■ **Task**:
Show all lines holding the string "with".

········

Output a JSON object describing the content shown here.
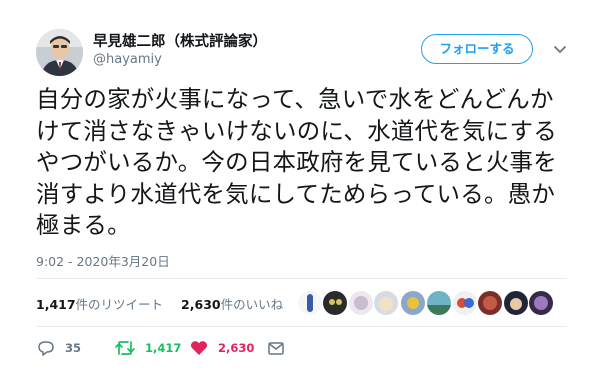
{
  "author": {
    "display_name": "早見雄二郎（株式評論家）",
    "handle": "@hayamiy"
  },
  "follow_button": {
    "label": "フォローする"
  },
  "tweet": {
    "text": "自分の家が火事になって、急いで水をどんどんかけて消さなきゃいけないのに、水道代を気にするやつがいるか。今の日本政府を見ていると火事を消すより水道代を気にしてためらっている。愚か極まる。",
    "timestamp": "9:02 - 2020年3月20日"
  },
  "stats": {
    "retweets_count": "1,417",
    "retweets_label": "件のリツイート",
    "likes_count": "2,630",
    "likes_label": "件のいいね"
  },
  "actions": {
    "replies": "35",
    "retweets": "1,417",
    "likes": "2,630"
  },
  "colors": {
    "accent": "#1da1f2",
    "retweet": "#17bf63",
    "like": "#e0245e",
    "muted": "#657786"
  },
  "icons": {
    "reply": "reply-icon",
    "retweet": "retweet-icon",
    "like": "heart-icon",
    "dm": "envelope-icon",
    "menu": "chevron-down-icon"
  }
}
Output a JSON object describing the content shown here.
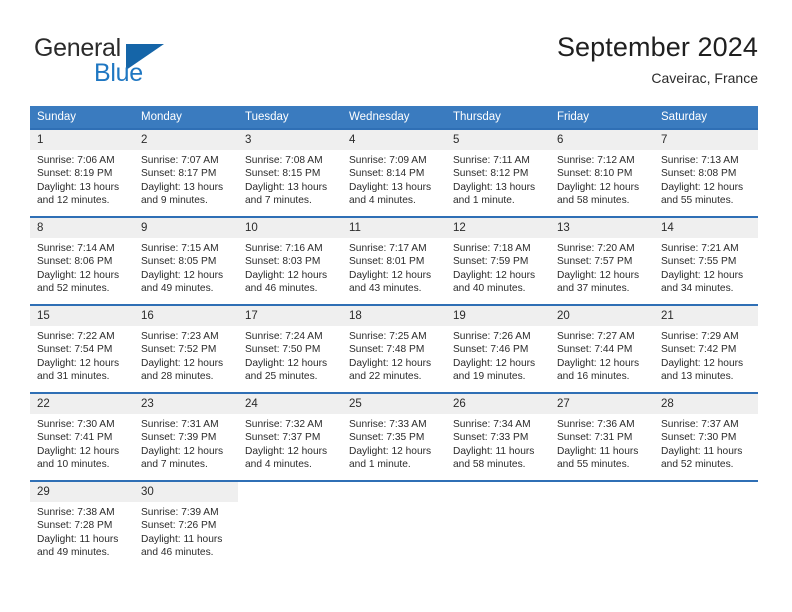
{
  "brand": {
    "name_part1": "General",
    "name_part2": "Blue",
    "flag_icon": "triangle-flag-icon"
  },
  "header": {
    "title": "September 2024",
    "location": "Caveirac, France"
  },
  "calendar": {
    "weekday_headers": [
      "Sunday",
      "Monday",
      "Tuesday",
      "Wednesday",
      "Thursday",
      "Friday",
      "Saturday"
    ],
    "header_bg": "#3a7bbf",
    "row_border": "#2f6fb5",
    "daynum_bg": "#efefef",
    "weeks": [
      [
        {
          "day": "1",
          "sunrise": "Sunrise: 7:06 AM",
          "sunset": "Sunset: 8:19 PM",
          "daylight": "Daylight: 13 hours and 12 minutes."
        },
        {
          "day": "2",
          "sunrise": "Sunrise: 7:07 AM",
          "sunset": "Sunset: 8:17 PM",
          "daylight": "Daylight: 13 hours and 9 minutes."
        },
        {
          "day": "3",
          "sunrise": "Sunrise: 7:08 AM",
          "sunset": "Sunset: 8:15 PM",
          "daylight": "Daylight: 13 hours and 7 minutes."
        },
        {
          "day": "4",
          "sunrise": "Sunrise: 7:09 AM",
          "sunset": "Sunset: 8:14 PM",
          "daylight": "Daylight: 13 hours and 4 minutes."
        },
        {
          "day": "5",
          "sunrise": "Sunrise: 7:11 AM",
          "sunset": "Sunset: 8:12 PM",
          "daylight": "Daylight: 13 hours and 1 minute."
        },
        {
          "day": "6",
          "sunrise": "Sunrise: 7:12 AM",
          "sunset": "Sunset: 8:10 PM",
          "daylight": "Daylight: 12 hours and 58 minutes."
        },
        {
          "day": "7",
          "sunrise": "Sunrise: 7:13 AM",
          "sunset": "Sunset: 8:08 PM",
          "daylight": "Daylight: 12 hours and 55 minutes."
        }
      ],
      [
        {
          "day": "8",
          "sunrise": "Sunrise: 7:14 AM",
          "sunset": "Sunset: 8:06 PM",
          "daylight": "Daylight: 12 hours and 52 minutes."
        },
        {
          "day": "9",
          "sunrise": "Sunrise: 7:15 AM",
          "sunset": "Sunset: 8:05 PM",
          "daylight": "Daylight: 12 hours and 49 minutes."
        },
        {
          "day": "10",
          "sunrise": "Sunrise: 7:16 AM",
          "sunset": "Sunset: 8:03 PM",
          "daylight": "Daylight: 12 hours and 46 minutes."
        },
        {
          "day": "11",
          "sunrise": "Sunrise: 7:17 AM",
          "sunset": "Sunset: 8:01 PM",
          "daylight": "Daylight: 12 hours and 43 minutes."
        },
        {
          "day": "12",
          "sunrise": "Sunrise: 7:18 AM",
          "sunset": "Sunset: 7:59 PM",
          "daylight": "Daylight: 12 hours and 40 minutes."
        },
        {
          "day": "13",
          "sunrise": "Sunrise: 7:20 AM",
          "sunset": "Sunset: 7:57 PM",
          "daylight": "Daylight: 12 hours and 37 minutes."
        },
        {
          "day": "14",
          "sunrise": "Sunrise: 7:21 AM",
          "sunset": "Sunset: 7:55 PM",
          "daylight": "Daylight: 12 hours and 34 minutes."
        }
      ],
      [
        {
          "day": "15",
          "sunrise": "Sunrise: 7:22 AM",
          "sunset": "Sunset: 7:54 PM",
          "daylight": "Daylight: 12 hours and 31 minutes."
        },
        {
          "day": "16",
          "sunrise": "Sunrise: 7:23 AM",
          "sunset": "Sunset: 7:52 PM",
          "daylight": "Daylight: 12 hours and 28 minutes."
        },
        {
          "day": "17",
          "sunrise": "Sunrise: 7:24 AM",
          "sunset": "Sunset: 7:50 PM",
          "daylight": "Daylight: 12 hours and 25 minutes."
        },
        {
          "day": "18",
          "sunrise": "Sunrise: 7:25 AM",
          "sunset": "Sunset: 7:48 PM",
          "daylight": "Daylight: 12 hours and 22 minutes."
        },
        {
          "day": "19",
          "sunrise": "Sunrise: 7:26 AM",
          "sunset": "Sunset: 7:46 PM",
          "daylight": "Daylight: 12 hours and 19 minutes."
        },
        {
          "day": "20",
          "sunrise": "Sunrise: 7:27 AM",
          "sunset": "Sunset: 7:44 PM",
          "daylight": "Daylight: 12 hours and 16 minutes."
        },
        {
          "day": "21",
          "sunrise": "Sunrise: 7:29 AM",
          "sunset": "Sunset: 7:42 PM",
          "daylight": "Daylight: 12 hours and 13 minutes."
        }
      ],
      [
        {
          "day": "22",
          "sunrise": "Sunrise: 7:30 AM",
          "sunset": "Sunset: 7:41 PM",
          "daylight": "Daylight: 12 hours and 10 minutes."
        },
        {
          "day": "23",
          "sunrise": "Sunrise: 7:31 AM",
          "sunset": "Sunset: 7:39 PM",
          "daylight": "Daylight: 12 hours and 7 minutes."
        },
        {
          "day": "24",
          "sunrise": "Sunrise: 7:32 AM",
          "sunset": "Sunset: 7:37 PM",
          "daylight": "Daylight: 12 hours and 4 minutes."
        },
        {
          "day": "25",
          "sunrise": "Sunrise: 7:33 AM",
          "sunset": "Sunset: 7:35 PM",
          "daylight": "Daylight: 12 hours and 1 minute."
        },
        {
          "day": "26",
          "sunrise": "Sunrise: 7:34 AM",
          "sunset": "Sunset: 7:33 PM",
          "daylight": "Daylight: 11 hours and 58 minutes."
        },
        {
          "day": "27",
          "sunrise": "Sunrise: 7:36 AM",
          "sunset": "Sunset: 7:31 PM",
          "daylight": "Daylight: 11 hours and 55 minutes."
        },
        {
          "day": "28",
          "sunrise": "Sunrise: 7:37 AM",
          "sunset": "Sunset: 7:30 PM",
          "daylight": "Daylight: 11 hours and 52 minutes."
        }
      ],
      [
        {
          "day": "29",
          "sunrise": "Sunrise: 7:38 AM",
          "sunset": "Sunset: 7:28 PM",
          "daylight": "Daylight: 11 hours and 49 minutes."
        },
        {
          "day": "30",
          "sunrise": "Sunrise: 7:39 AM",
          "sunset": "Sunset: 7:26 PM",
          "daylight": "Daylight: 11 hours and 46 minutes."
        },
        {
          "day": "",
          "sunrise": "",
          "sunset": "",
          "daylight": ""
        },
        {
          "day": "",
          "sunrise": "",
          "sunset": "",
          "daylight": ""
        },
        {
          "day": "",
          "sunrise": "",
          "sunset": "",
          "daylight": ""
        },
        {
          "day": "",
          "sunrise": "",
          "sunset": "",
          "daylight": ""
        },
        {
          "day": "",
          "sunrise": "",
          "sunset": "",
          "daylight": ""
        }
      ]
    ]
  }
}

········

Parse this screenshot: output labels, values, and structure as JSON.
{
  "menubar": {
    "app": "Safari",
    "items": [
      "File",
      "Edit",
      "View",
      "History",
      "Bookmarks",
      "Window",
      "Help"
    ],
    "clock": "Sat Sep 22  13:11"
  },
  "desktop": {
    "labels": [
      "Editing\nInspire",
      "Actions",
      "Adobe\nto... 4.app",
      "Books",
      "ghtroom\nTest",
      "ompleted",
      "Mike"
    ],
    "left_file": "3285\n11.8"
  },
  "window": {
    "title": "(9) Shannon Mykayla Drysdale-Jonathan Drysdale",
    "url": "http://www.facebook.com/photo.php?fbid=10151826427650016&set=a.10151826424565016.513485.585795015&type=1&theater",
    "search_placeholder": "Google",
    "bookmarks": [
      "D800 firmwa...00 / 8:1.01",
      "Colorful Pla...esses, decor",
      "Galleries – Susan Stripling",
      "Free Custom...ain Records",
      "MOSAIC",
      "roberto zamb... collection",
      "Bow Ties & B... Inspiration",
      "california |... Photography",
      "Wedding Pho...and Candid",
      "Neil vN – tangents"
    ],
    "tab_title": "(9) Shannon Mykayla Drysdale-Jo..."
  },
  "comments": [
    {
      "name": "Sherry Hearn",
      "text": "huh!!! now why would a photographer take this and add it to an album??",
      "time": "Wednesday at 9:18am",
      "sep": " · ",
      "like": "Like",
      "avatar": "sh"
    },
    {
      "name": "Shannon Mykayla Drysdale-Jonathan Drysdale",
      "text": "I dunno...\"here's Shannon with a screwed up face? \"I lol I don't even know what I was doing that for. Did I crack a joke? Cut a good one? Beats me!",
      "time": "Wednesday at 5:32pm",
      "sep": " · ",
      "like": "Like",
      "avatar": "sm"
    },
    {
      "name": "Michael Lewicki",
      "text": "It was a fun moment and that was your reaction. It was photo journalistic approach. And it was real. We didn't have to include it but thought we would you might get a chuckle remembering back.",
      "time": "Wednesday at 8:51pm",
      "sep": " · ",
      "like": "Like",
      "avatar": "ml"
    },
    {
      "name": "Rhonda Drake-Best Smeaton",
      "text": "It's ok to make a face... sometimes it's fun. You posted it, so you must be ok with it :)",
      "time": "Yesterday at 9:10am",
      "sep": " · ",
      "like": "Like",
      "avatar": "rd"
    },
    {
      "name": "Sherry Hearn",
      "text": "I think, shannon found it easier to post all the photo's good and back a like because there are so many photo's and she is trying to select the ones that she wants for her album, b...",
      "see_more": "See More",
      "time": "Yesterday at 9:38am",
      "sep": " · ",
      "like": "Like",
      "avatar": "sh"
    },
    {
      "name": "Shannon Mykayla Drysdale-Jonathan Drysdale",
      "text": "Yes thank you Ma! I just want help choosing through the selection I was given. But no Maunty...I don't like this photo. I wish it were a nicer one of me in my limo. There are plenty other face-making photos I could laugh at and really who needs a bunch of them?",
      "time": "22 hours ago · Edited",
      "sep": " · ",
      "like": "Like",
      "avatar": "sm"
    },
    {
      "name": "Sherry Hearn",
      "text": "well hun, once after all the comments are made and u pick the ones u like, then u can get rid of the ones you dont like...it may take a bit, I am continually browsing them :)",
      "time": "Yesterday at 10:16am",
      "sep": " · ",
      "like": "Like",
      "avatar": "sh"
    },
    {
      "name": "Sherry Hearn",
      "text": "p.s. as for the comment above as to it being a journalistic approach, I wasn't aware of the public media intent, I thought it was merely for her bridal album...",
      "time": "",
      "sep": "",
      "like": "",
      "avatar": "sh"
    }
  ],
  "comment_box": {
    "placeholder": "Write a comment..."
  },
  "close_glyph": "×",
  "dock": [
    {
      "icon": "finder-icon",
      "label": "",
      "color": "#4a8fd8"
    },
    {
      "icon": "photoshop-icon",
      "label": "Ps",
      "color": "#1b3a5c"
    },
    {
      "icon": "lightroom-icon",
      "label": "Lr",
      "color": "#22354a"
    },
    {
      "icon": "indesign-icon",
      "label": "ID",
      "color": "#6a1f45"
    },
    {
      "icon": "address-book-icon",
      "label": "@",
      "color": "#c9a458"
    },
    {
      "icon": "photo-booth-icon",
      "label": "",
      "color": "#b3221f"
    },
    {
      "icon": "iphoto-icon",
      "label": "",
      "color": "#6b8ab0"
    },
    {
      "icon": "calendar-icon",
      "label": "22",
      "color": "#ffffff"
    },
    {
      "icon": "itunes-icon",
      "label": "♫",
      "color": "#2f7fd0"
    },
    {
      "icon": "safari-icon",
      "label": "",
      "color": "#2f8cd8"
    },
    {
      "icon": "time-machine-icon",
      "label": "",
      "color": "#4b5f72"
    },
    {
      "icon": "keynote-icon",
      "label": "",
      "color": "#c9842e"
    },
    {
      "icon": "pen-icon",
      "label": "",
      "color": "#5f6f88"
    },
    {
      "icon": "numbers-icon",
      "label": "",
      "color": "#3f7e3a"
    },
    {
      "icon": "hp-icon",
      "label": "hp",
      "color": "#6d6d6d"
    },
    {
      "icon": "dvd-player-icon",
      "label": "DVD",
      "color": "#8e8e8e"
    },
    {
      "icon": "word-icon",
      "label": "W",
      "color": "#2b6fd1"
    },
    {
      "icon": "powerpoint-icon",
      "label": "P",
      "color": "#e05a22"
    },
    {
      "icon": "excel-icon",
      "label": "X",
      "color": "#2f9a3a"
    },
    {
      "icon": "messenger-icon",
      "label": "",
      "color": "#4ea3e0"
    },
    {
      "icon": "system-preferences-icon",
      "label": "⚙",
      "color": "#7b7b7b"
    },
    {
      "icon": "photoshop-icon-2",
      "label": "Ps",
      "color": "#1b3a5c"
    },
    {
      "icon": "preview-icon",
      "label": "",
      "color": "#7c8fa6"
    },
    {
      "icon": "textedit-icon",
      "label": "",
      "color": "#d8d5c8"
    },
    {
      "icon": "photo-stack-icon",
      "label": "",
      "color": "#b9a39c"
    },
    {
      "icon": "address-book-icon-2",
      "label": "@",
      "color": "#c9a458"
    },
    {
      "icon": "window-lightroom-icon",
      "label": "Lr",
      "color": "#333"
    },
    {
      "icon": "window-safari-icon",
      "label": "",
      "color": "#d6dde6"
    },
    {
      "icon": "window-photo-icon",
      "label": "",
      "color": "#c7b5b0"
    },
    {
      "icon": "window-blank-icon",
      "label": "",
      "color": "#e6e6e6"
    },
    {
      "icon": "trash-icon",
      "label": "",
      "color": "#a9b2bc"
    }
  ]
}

········

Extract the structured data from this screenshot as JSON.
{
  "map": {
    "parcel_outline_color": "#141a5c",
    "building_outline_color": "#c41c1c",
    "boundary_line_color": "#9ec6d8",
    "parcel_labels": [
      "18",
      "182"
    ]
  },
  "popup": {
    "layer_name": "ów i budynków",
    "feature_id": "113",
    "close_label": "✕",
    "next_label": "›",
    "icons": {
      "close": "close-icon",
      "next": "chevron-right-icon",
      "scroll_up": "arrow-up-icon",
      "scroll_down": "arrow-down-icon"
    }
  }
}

········

■ **Worked answer**:
      "text": "I dunno...\"here's Shannon with a screwed up face? \"I lol I don't even know what I was doing that for. Did I crack a joke? Cut a good one? Beats me!",
      "text": "It's ok to make a face... sometimes it's fun. You posted it, so you must be ok with it :)",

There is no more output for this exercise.